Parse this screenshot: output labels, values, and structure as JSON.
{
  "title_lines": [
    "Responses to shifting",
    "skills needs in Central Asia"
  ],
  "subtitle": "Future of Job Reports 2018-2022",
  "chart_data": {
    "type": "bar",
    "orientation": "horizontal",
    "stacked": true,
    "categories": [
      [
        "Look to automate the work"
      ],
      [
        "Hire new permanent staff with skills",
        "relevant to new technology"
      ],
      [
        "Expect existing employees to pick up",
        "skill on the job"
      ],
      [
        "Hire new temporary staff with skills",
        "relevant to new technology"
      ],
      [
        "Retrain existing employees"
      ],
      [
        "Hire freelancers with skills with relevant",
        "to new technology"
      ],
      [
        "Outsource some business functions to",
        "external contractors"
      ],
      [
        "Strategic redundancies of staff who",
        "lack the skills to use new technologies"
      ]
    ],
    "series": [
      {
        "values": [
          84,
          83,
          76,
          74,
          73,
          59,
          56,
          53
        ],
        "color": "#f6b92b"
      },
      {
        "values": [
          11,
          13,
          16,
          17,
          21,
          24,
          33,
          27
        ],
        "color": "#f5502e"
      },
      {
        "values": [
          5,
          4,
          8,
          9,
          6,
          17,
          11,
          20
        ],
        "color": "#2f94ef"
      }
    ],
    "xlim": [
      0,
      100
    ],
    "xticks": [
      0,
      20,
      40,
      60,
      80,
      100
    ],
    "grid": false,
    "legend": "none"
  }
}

★ ★ ★ ★ ★

(CHALLENGE): For the listing above, give the number of lines in which the string "employees" occurs, and nothing else.

(RESULT): 2